• [DATA LINES]:
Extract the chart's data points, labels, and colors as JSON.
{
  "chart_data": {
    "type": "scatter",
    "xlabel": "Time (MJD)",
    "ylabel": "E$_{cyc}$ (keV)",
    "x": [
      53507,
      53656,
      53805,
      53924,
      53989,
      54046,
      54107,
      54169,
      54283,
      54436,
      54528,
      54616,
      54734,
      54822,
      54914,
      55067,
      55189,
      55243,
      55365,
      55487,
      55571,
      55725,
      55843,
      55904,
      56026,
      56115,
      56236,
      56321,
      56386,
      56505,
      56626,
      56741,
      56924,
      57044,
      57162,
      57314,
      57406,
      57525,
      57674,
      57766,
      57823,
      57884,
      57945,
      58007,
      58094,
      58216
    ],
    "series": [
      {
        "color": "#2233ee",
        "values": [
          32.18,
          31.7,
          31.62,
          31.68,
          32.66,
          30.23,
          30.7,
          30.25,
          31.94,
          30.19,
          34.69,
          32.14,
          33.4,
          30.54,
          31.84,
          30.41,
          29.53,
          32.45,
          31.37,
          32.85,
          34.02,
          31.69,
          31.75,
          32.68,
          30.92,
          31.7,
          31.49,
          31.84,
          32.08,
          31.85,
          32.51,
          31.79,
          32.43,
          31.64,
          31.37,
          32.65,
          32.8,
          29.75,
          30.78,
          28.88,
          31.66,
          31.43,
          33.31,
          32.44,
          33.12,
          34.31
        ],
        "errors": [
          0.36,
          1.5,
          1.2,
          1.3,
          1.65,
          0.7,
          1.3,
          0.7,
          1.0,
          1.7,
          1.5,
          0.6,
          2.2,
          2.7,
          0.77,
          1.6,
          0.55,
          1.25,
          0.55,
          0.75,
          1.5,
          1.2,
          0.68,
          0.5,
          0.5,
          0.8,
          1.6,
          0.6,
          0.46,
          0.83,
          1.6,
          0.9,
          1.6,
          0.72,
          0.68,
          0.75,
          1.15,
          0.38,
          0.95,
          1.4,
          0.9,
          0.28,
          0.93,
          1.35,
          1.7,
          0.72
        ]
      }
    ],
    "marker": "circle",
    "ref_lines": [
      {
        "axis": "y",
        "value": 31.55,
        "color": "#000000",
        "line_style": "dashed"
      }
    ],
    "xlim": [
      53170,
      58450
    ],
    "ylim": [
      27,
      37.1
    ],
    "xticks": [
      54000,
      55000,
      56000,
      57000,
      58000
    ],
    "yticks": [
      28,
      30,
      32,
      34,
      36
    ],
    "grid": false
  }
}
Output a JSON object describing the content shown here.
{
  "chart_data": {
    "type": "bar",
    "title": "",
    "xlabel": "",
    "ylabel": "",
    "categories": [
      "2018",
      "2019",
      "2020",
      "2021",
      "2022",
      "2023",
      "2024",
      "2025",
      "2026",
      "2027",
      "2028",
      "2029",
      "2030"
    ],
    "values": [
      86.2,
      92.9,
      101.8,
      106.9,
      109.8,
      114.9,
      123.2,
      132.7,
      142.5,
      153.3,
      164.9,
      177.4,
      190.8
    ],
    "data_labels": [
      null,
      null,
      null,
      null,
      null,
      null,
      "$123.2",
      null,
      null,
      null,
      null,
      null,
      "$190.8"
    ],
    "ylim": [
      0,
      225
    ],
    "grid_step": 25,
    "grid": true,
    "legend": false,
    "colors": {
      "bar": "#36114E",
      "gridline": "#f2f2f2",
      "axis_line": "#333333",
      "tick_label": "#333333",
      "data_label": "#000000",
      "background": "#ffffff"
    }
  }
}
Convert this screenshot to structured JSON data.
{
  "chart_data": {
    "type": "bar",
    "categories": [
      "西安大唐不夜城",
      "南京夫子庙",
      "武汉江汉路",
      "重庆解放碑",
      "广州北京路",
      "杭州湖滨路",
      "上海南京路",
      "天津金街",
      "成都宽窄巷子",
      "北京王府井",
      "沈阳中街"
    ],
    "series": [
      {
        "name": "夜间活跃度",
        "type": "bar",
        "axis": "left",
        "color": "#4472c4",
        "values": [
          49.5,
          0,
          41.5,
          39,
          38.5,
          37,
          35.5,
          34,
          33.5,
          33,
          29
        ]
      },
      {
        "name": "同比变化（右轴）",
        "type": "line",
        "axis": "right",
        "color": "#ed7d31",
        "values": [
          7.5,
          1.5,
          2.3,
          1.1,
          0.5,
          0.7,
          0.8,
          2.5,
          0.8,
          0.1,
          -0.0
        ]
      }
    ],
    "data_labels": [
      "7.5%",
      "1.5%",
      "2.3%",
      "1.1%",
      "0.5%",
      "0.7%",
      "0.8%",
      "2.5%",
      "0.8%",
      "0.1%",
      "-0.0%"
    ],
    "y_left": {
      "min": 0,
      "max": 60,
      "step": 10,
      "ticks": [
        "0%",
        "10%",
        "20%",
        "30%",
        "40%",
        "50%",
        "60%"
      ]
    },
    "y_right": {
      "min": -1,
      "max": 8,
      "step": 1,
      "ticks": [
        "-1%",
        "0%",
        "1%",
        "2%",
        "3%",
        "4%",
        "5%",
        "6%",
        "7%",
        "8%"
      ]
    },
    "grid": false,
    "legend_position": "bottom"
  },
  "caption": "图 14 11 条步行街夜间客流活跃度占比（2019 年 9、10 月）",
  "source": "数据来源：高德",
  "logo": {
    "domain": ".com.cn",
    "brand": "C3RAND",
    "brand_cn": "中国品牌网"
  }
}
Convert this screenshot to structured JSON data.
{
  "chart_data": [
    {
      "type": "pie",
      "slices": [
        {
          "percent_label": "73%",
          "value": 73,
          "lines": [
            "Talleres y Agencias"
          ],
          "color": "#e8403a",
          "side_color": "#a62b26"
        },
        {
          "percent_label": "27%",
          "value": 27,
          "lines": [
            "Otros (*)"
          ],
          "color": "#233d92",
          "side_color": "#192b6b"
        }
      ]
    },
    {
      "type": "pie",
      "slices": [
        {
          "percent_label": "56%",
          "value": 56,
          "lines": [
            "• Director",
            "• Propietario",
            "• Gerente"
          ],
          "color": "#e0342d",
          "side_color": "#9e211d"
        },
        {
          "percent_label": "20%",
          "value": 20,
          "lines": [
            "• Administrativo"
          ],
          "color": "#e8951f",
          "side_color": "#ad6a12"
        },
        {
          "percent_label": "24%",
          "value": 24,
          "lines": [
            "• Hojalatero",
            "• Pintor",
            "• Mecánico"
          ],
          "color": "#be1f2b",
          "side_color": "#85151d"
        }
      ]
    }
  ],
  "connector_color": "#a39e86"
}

• [GOAL OF THE EXERCISE]: Transcribe the material above in its entirety. Match it exactly.

• [RESULT]:
Extract the chart's data points, labels, and colors as JSON.
{
  "chart_data": {
    "type": "scatter",
    "xlabel": "Time (MJD)",
    "ylabel": "E$_{cyc}$ (keV)",
    "x": [
      53507,
      53656,
      53805,
      53924,
      53989,
      54046,
      54107,
      54169,
      54283,
      54436,
      54528,
      54616,
      54734,
      54822,
      54914,
      55067,
      55189,
      55243,
      55365,
      55487,
      55571,
      55725,
      55843,
      55904,
      56026,
      56115,
      56236,
      56321,
      56386,
      56505,
      56626,
      56741,
      56924,
      57044,
      57162,
      57314,
      57406,
      57525,
      57674,
      57766,
      57823,
      57884,
      57945,
      58007,
      58094,
      58216
    ],
    "series": [
      {
        "color": "#2233ee",
        "values": [
          32.18,
          31.7,
          31.62,
          31.68,
          32.66,
          30.23,
          30.7,
          30.25,
          31.94,
          30.19,
          34.69,
          32.14,
          33.4,
          30.54,
          31.84,
          30.41,
          29.53,
          32.45,
          31.37,
          32.85,
          34.02,
          31.69,
          31.75,
          32.68,
          30.92,
          31.7,
          31.49,
          31.84,
          32.08,
          31.85,
          32.51,
          31.79,
          32.43,
          31.64,
          31.37,
          32.65,
          32.8,
          29.75,
          30.78,
          28.88,
          31.66,
          31.43,
          33.31,
          32.44,
          33.12,
          34.31
        ],
        "errors": [
          0.36,
          1.5,
          1.2,
          1.3,
          1.65,
          0.7,
          1.3,
          0.7,
          1.0,
          1.7,
          1.5,
          0.6,
          2.2,
          2.7,
          0.77,
          1.6,
          0.55,
          1.25,
          0.55,
          0.75,
          1.5,
          1.2,
          0.68,
          0.5,
          0.5,
          0.8,
          1.6,
          0.6,
          0.46,
          0.83,
          1.6,
          0.9,
          1.6,
          0.72,
          0.68,
          0.75,
          1.15,
          0.38,
          0.95,
          1.4,
          0.9,
          0.28,
          0.93,
          1.35,
          1.7,
          0.72
        ]
      }
    ],
    "marker": "circle",
    "ref_lines": [
      {
        "axis": "y",
        "value": 31.55,
        "color": "#000000",
        "line_style": "dashed"
      }
    ],
    "xlim": [
      53170,
      58450
    ],
    "ylim": [
      27,
      37.1
    ],
    "xticks": [
      54000,
      55000,
      56000,
      57000,
      58000
    ],
    "yticks": [
      28,
      30,
      32,
      34,
      36
    ],
    "grid": false
  }
}
Output a JSON object describing the content shown here.
{
  "chart_data": {
    "type": "bar",
    "title": "",
    "xlabel": "",
    "ylabel": "",
    "categories": [
      "2018",
      "2019",
      "2020",
      "2021",
      "2022",
      "2023",
      "2024",
      "2025",
      "2026",
      "2027",
      "2028",
      "2029",
      "2030"
    ],
    "values": [
      86.2,
      92.9,
      101.8,
      106.9,
      109.8,
      114.9,
      123.2,
      132.7,
      142.5,
      153.3,
      164.9,
      177.4,
      190.8
    ],
    "data_labels": [
      null,
      null,
      null,
      null,
      null,
      null,
      "$123.2",
      null,
      null,
      null,
      null,
      null,
      "$190.8"
    ],
    "ylim": [
      0,
      225
    ],
    "grid_step": 25,
    "grid": true,
    "legend": false,
    "colors": {
      "bar": "#36114E",
      "gridline": "#f2f2f2",
      "axis_line": "#333333",
      "tick_label": "#333333",
      "data_label": "#000000",
      "background": "#ffffff"
    }
  }
}
Convert this screenshot to structured JSON data.
{
  "chart_data": {
    "type": "bar",
    "categories": [
      "西安大唐不夜城",
      "南京夫子庙",
      "武汉江汉路",
      "重庆解放碑",
      "广州北京路",
      "杭州湖滨路",
      "上海南京路",
      "天津金街",
      "成都宽窄巷子",
      "北京王府井",
      "沈阳中街"
    ],
    "series": [
      {
        "name": "夜间活跃度",
        "type": "bar",
        "axis": "left",
        "color": "#4472c4",
        "values": [
          49.5,
          0,
          41.5,
          39,
          38.5,
          37,
          35.5,
          34,
          33.5,
          33,
          29
        ]
      },
      {
        "name": "同比变化（右轴）",
        "type": "line",
        "axis": "right",
        "color": "#ed7d31",
        "values": [
          7.5,
          1.5,
          2.3,
          1.1,
          0.5,
          0.7,
          0.8,
          2.5,
          0.8,
          0.1,
          -0.0
        ]
      }
    ],
    "data_labels": [
      "7.5%",
      "1.5%",
      "2.3%",
      "1.1%",
      "0.5%",
      "0.7%",
      "0.8%",
      "2.5%",
      "0.8%",
      "0.1%",
      "-0.0%"
    ],
    "y_left": {
      "min": 0,
      "max": 60,
      "step": 10,
      "ticks": [
        "0%",
        "10%",
        "20%",
        "30%",
        "40%",
        "50%",
        "60%"
      ]
    },
    "y_right": {
      "min": -1,
      "max": 8,
      "step": 1,
      "ticks": [
        "-1%",
        "0%",
        "1%",
        "2%",
        "3%",
        "4%",
        "5%",
        "6%",
        "7%",
        "8%"
      ]
    },
    "grid": false,
    "legend_position": "bottom"
  },
  "caption": "图 14 11 条步行街夜间客流活跃度占比（2019 年 9、10 月）",
  "source": "数据来源：高德",
  "logo": {
    "domain": ".com.cn",
    "brand": "C3RAND",
    "brand_cn": "中国品牌网"
  }
}
Convert this screenshot to structured JSON data.
{
  "chart_data": [
    {
      "type": "pie",
      "slices": [
        {
          "percent_label": "73%",
          "value": 73,
          "lines": [
            "Talleres y Agencias"
          ],
          "color": "#e8403a",
          "side_color": "#a62b26"
        },
        {
          "percent_label": "27%",
          "value": 27,
          "lines": [
            "Otros (*)"
          ],
          "color": "#233d92",
          "side_color": "#192b6b"
        }
      ]
    },
    {
      "type": "pie",
      "slices": [
        {
          "percent_label": "56%",
          "value": 56,
          "lines": [
            "• Director",
            "• Propietario",
            "• Gerente"
          ],
          "color": "#e0342d",
          "side_color": "#9e211d"
        },
        {
          "percent_label": "20%",
          "value": 20,
          "lines": [
            "• Administrativo"
          ],
          "color": "#e8951f",
          "side_color": "#ad6a12"
        },
        {
          "percent_label": "24%",
          "value": 24,
          "lines": [
            "• Hojalatero",
            "• Pintor",
            "• Mecánico"
          ],
          "color": "#be1f2b",
          "side_color": "#85151d"
        }
      ]
    }
  ],
  "connector_color": "#a39e86"
}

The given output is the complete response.